▸ THE EXERCISE:
Identify the lines that include the word "semi", then copy all of them.

(Excerpts from a figure dataset)
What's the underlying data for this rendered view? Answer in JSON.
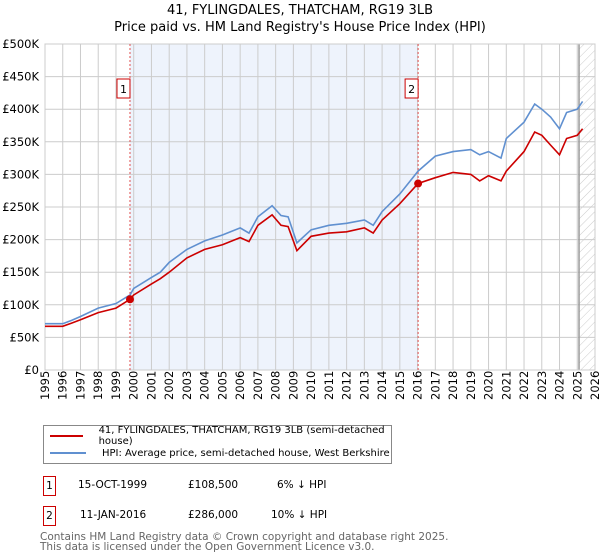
{
  "title": "41, FYLINGDALES, THATCHAM, RG19 3LB",
  "subtitle": "Price paid vs. HM Land Registry's House Price Index (HPI)",
  "chart_data": {
    "type": "line",
    "title": "41, FYLINGDALES, THATCHAM, RG19 3LB — Price paid vs. HM Land Registry's House Price Index (HPI)",
    "xlim": [
      1995,
      2026
    ],
    "ylim": [
      0,
      500000
    ],
    "yticks": [
      "£0",
      "£50K",
      "£100K",
      "£150K",
      "£200K",
      "£250K",
      "£300K",
      "£350K",
      "£400K",
      "£450K",
      "£500K"
    ],
    "xticks": [
      "1995",
      "1996",
      "1997",
      "1998",
      "1999",
      "2000",
      "2001",
      "2002",
      "2003",
      "2004",
      "2005",
      "2006",
      "2007",
      "2008",
      "2009",
      "2010",
      "2011",
      "2012",
      "2013",
      "2014",
      "2015",
      "2016",
      "2017",
      "2018",
      "2019",
      "2020",
      "2021",
      "2022",
      "2023",
      "2024",
      "2025",
      "2026"
    ],
    "shaded_range": [
      1999.79,
      2016.03
    ],
    "hatched_from": 2025.1,
    "series": [
      {
        "name": "41, FYLINGDALES, THATCHAM, RG19 3LB (semi-detached house)",
        "color": "#cc0000",
        "x": [
          1995,
          1996,
          1996.5,
          1997,
          1998,
          1999,
          1999.79,
          2000,
          2001,
          2001.5,
          2002,
          2003,
          2004,
          2005,
          2006,
          2006.5,
          2007,
          2007.8,
          2008.3,
          2008.7,
          2009.2,
          2010,
          2011,
          2012,
          2013,
          2013.5,
          2014,
          2015,
          2016.03,
          2017,
          2018,
          2019,
          2019.5,
          2020,
          2020.7,
          2021,
          2022,
          2022.6,
          2023,
          2023.5,
          2024,
          2024.4,
          2025,
          2025.3
        ],
        "y": [
          67000,
          67000,
          72000,
          77000,
          88000,
          95000,
          108500,
          115000,
          132000,
          140000,
          150000,
          172000,
          185000,
          192000,
          203000,
          197000,
          222000,
          238000,
          222000,
          220000,
          183000,
          205000,
          210000,
          212000,
          218000,
          210000,
          230000,
          255000,
          286000,
          295000,
          303000,
          300000,
          290000,
          298000,
          290000,
          305000,
          335000,
          365000,
          360000,
          345000,
          330000,
          355000,
          360000,
          370000
        ]
      },
      {
        "name": "HPI: Average price, semi-detached house, West Berkshire",
        "color": "#6090d0",
        "x": [
          1995,
          1996,
          1996.5,
          1997,
          1998,
          1999,
          1999.79,
          2000,
          2001,
          2001.5,
          2002,
          2003,
          2004,
          2005,
          2006,
          2006.5,
          2007,
          2007.8,
          2008.3,
          2008.7,
          2009.2,
          2010,
          2011,
          2012,
          2013,
          2013.5,
          2014,
          2015,
          2016.03,
          2017,
          2018,
          2019,
          2019.5,
          2020,
          2020.7,
          2021,
          2022,
          2022.6,
          2023,
          2023.5,
          2024,
          2024.4,
          2025,
          2025.3
        ],
        "y": [
          71000,
          71000,
          76000,
          82000,
          95000,
          102000,
          115000,
          125000,
          142000,
          150000,
          165000,
          185000,
          198000,
          207000,
          218000,
          210000,
          235000,
          252000,
          237000,
          235000,
          195000,
          215000,
          222000,
          225000,
          230000,
          222000,
          243000,
          270000,
          305000,
          328000,
          335000,
          338000,
          330000,
          335000,
          325000,
          355000,
          380000,
          408000,
          400000,
          388000,
          370000,
          395000,
          400000,
          412000
        ]
      }
    ],
    "annotations": [
      {
        "label": "1",
        "x": 1999.79,
        "y": 108500
      },
      {
        "label": "2",
        "x": 2016.03,
        "y": 286000
      }
    ]
  },
  "legend": [
    {
      "label": "41, FYLINGDALES, THATCHAM, RG19 3LB (semi-detached house)",
      "color": "#cc0000"
    },
    {
      "label": "HPI: Average price, semi-detached house, West Berkshire",
      "color": "#6090d0"
    }
  ],
  "transactions": [
    {
      "num": "1",
      "date": "15-OCT-1999",
      "price": "£108,500",
      "delta": "6% ↓ HPI"
    },
    {
      "num": "2",
      "date": "11-JAN-2016",
      "price": "£286,000",
      "delta": "10% ↓ HPI"
    }
  ],
  "footer": [
    "Contains HM Land Registry data © Crown copyright and database right 2025.",
    "This data is licensed under the Open Government Licence v3.0."
  ]
}
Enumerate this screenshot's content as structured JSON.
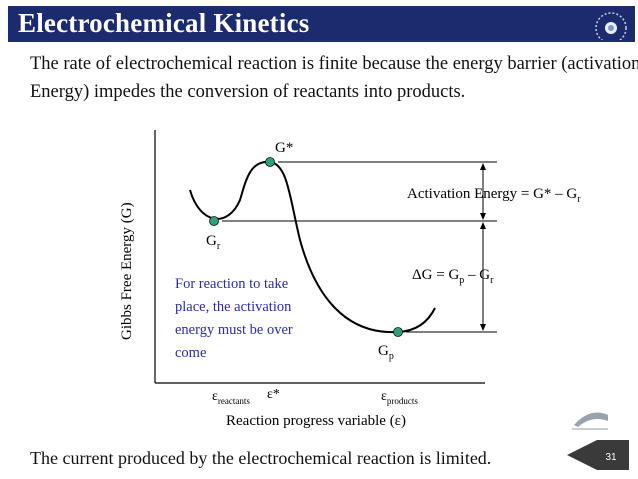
{
  "header": {
    "title": "Electrochemical Kinetics"
  },
  "intro": {
    "line1": "The rate of electrochemical reaction is finite because the energy barrier (activation",
    "line2": "Energy) impedes the conversion of reactants into products."
  },
  "diagram": {
    "y_axis_label": "Gibbs Free Energy (G)",
    "x_axis_label": "Reaction progress variable (ε)",
    "peak_label": "G*",
    "reactant_label_main": "G",
    "reactant_label_sub": "r",
    "product_label_main": "G",
    "product_label_sub": "p",
    "x_tick_reactants_main": "ε",
    "x_tick_reactants_sub": "reactants",
    "x_tick_star": "ε*",
    "x_tick_products_main": "ε",
    "x_tick_products_sub": "products",
    "activation_energy_text": "Activation Energy = G* – G",
    "activation_energy_sub": "r",
    "delta_g_text_a": "ΔG = G",
    "delta_g_sub_p": "p",
    "delta_g_text_b": " – G",
    "delta_g_sub_r": "r",
    "note_line1": "For reaction to take",
    "note_line2": "place, the activation",
    "note_line3": "energy must be over",
    "note_line4": "come",
    "colors": {
      "note": "#2b2bb0",
      "point": "#2aa37a",
      "curve": "#000000"
    }
  },
  "footer": {
    "text": "The current produced by the electrochemical reaction is limited.",
    "slide_number": "31"
  },
  "icons": [
    "university-logo-icon",
    "navigation-back-icon"
  ]
}
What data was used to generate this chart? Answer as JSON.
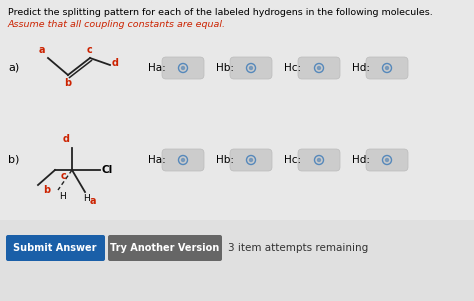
{
  "title_line1": "Predict the splitting pattern for each of the labeled hydrogens in the following molecules.",
  "title_line2": "Assume that all coupling constants are equal.",
  "title_color": "#000000",
  "subtitle_color": "#cc2200",
  "bg_color": "#e8e8e8",
  "label_color": "#cc2200",
  "submit_text": "Submit Answer",
  "try_text": "Try Another Version",
  "attempts_text": "3 item attempts remaining",
  "submit_color": "#1a5fa8",
  "try_color": "#666666",
  "button_text_color": "#ffffff",
  "radio_labels_a": [
    "Ha:",
    "Hb:",
    "Hc:",
    "Hd:"
  ],
  "radio_labels_b": [
    "Ha:",
    "Hb:",
    "Hc:",
    "Hd:"
  ]
}
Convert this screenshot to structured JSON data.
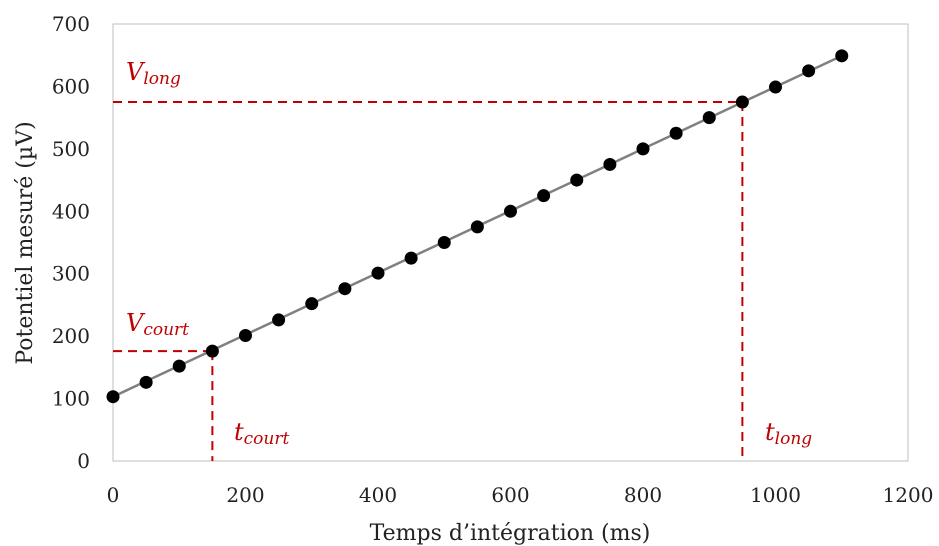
{
  "chart_data": {
    "type": "scatter",
    "title": "",
    "xlabel": "Temps d’intégration (ms)",
    "ylabel": "Potentiel mesuré (µV)",
    "xlim": [
      0,
      1200
    ],
    "ylim": [
      0,
      700
    ],
    "x_ticks": [
      0,
      200,
      400,
      600,
      800,
      1000,
      1200
    ],
    "y_ticks": [
      0,
      100,
      200,
      300,
      400,
      500,
      600,
      700
    ],
    "grid": false,
    "legend": "none",
    "series": [
      {
        "marker": "circle",
        "color": "#000000",
        "x": [
          0,
          50,
          100,
          150,
          200,
          250,
          300,
          350,
          400,
          450,
          500,
          550,
          600,
          650,
          700,
          750,
          800,
          850,
          900,
          950,
          1000,
          1050,
          1100
        ],
        "y": [
          103,
          126,
          152,
          176,
          201,
          226,
          252,
          276,
          301,
          325,
          350,
          375,
          400,
          425,
          450,
          475,
          500,
          525,
          550,
          575,
          599,
          625,
          649
        ]
      }
    ],
    "fit_line": {
      "color": "#808080",
      "x": [
        0,
        1100
      ],
      "y": [
        103,
        649
      ]
    },
    "reference_lines": {
      "color": "#c00000",
      "style": "dashed",
      "short": {
        "x": 150,
        "y": 176
      },
      "long": {
        "x": 950,
        "y": 575
      }
    },
    "annotations": [
      {
        "id": "v_long",
        "main": "V",
        "sub": "long",
        "color": "#c00000"
      },
      {
        "id": "v_court",
        "main": "V",
        "sub": "court",
        "color": "#c00000"
      },
      {
        "id": "t_court",
        "main": "t",
        "sub": "court",
        "color": "#c00000"
      },
      {
        "id": "t_long",
        "main": "t",
        "sub": "long",
        "color": "#c00000"
      }
    ]
  }
}
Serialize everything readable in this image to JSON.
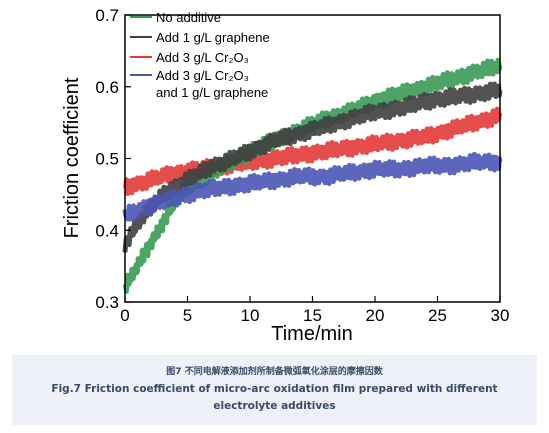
{
  "chart_data": {
    "type": "line",
    "xlabel": "Time/min",
    "ylabel": "Friction coefficient",
    "xlim": [
      0,
      30
    ],
    "ylim": [
      0.3,
      0.7
    ],
    "xticks": [
      "0",
      "5",
      "10",
      "15",
      "20",
      "25",
      "30"
    ],
    "yticks": [
      "0.3",
      "0.4",
      "0.5",
      "0.6",
      "0.7"
    ],
    "grid": false,
    "legend_position": "top-left",
    "series": [
      {
        "name": "No additive",
        "color": "#3a9a55",
        "x": [
          0,
          1,
          2,
          3,
          4,
          5,
          6,
          7,
          8,
          9,
          10,
          12,
          14,
          16,
          18,
          20,
          22,
          24,
          26,
          28,
          30
        ],
        "y": [
          0.32,
          0.35,
          0.38,
          0.41,
          0.44,
          0.46,
          0.47,
          0.48,
          0.49,
          0.5,
          0.51,
          0.525,
          0.54,
          0.555,
          0.565,
          0.58,
          0.59,
          0.6,
          0.61,
          0.62,
          0.63
        ]
      },
      {
        "name": "Add 1 g/L graphene",
        "color": "#3f3f3f",
        "x": [
          0,
          1,
          2,
          3,
          4,
          5,
          6,
          7,
          8,
          10,
          12,
          14,
          16,
          18,
          20,
          22,
          24,
          26,
          28,
          30
        ],
        "y": [
          0.38,
          0.41,
          0.43,
          0.45,
          0.46,
          0.47,
          0.48,
          0.49,
          0.495,
          0.51,
          0.525,
          0.535,
          0.545,
          0.555,
          0.565,
          0.57,
          0.58,
          0.585,
          0.59,
          0.595
        ]
      },
      {
        "name": "Add 3 g/L Cr2O3",
        "color": "#e23a3a",
        "x": [
          0,
          2,
          4,
          6,
          8,
          10,
          12,
          14,
          16,
          18,
          20,
          22,
          24,
          26,
          28,
          30
        ],
        "y": [
          0.46,
          0.47,
          0.48,
          0.485,
          0.49,
          0.495,
          0.5,
          0.505,
          0.51,
          0.515,
          0.52,
          0.525,
          0.53,
          0.54,
          0.55,
          0.56
        ]
      },
      {
        "name": "Add 3 g/L Cr2O3 and 1 g/L graphene",
        "color": "#4a55b5",
        "x": [
          0,
          2,
          4,
          6,
          8,
          10,
          12,
          14,
          16,
          18,
          20,
          22,
          24,
          26,
          28,
          30
        ],
        "y": [
          0.42,
          0.435,
          0.445,
          0.455,
          0.46,
          0.465,
          0.47,
          0.475,
          0.475,
          0.48,
          0.485,
          0.485,
          0.49,
          0.49,
          0.495,
          0.495
        ]
      }
    ]
  },
  "legend": {
    "items": [
      {
        "text": "No additive",
        "line2": ""
      },
      {
        "text": "Add 1 g/L graphene",
        "line2": ""
      },
      {
        "text": "Add 3 g/L Cr₂O₃",
        "line2": ""
      },
      {
        "text": "Add 3 g/L Cr₂O₃",
        "line2": "and 1 g/L graphene"
      }
    ]
  },
  "caption": {
    "cn": "图7 不同电解液添加剂所制备微弧氧化涂层的摩擦因数",
    "en": "Fig.7 Friction coefficient of micro-arc oxidation film prepared with different electrolyte additives"
  }
}
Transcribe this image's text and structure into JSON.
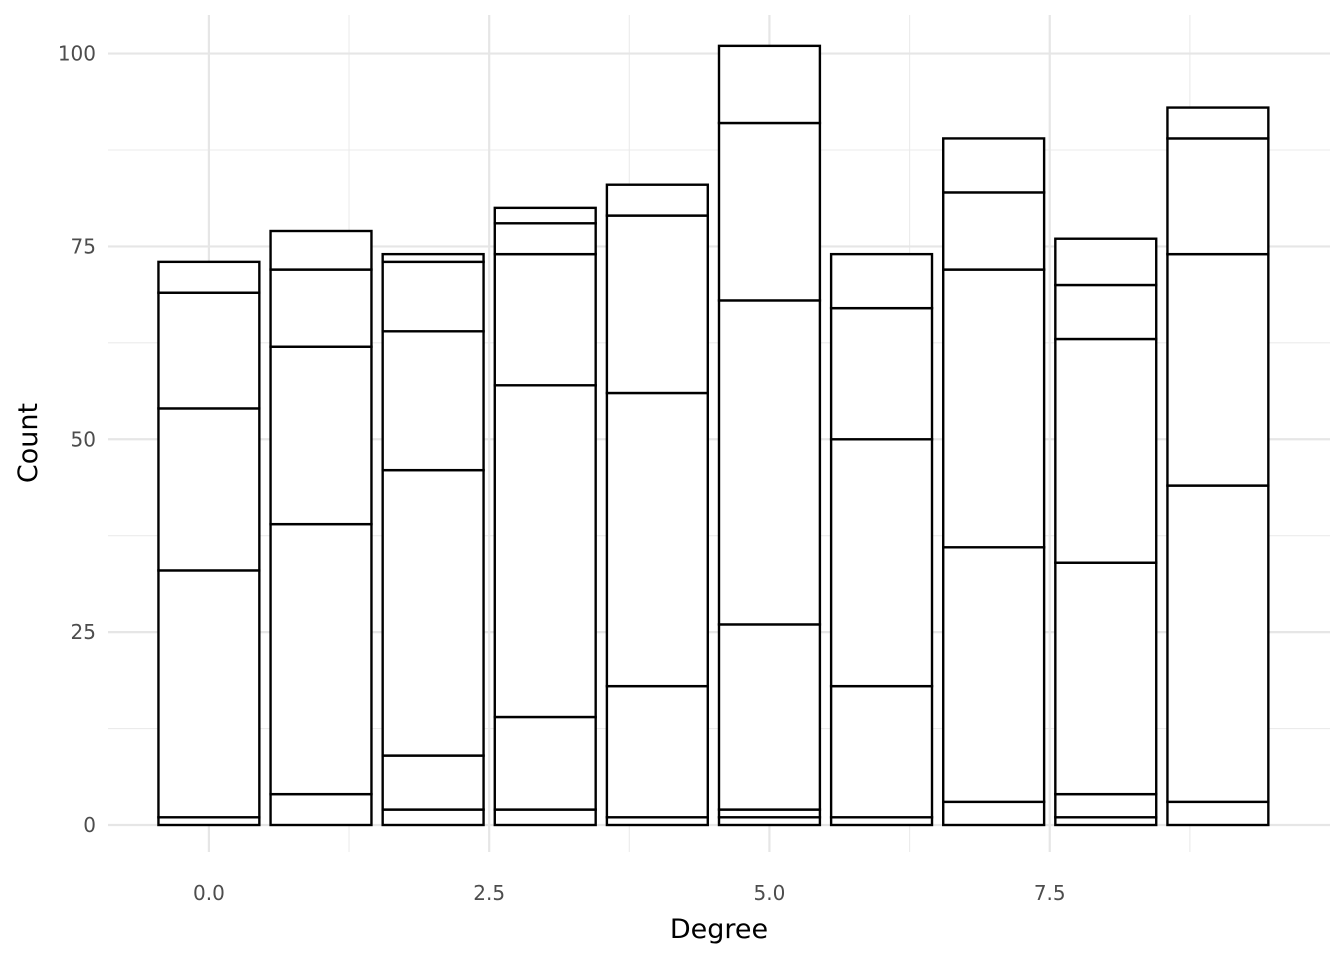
{
  "chart_data": {
    "type": "bar",
    "stacked": true,
    "title": "",
    "xlabel": "Degree",
    "ylabel": "Count",
    "xlim": [
      -0.9,
      10.0
    ],
    "ylim": [
      -3.5,
      105
    ],
    "x_ticks": [
      0.0,
      2.5,
      5.0,
      7.5
    ],
    "x_tick_labels": [
      "0.0",
      "2.5",
      "5.0",
      "7.5"
    ],
    "y_ticks": [
      0,
      25,
      50,
      75,
      100
    ],
    "y_tick_labels": [
      "0",
      "25",
      "50",
      "75",
      "100"
    ],
    "bar_width": 0.9,
    "grid": true,
    "fill_color": "#ffffff",
    "edge_color": "#000000",
    "bars": [
      {
        "x": 0,
        "segments": [
          1,
          32,
          21,
          15,
          4
        ]
      },
      {
        "x": 1,
        "segments": [
          4,
          35,
          23,
          10,
          5
        ]
      },
      {
        "x": 2,
        "segments": [
          2,
          7,
          37,
          18,
          9,
          1
        ]
      },
      {
        "x": 3,
        "segments": [
          2,
          12,
          43,
          17,
          4,
          2
        ]
      },
      {
        "x": 4,
        "segments": [
          1,
          17,
          38,
          23,
          4
        ]
      },
      {
        "x": 5,
        "segments": [
          1,
          1,
          24,
          42,
          23,
          10
        ]
      },
      {
        "x": 6,
        "segments": [
          1,
          17,
          32,
          17,
          7
        ]
      },
      {
        "x": 7,
        "segments": [
          3,
          33,
          36,
          10,
          7
        ]
      },
      {
        "x": 8,
        "segments": [
          1,
          3,
          30,
          29,
          7,
          6
        ]
      },
      {
        "x": 9,
        "segments": [
          3,
          41,
          30,
          15,
          4
        ]
      }
    ]
  }
}
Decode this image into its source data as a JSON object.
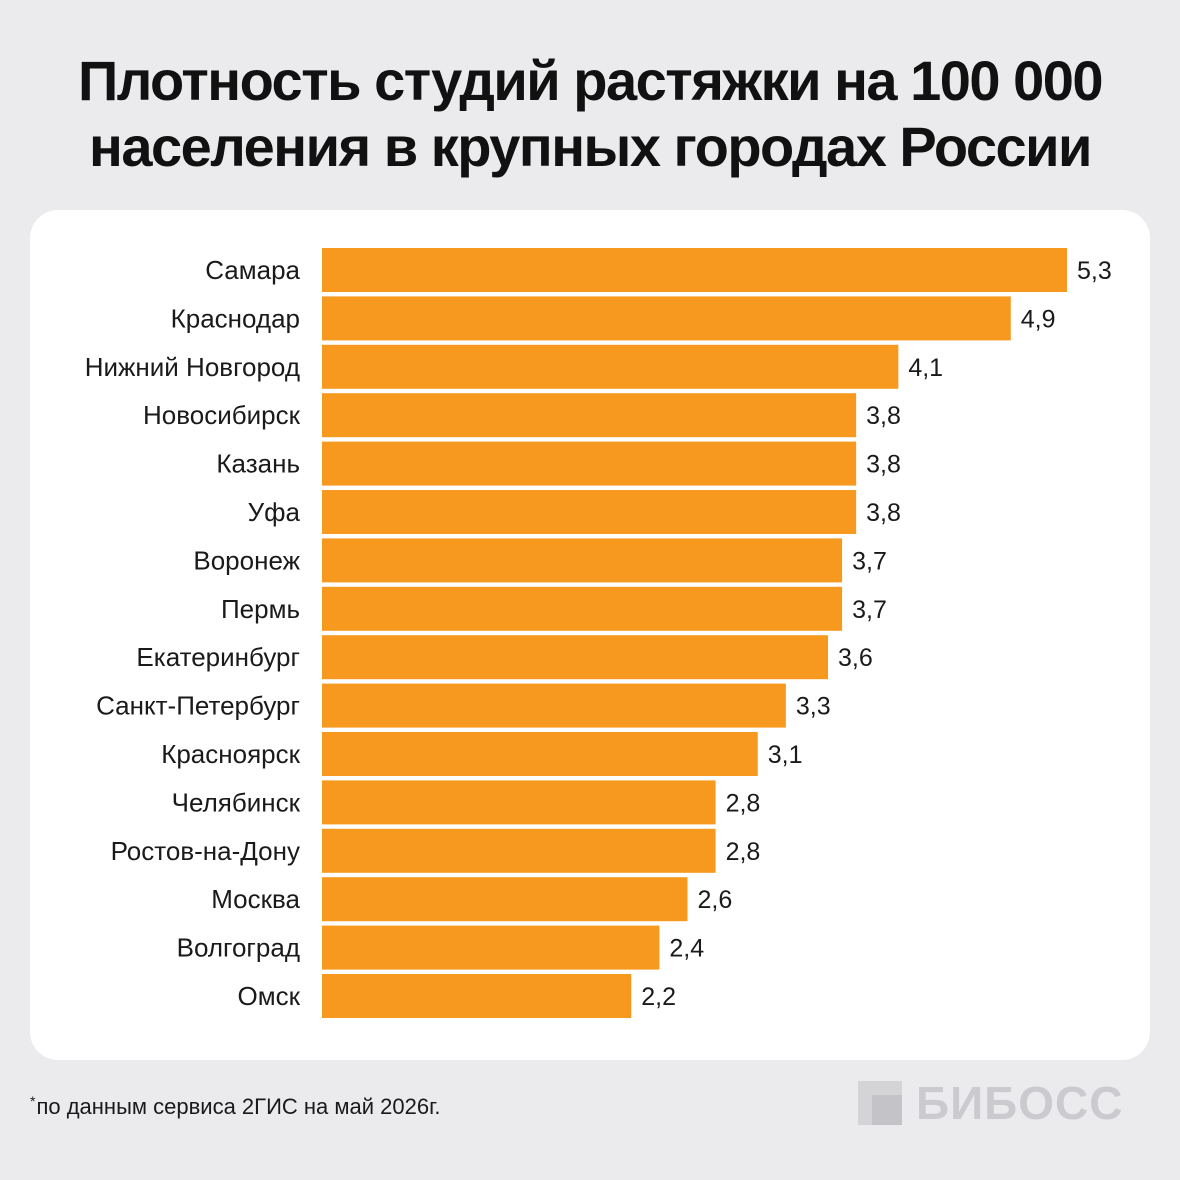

▸ CORRECT OUTPUT:
        "name": "41, FYLINGDALES, THATCHAM, RG19 3LB (semi-detached house)",
        "name": "HPI: Average price, semi-detached house, West Berkshire",
      "label": "41, FYLINGDALES, THATCHAM, RG19 3LB (semi-detached house)",
      "label": "HPI: Average price, semi-detached house, West Berkshire",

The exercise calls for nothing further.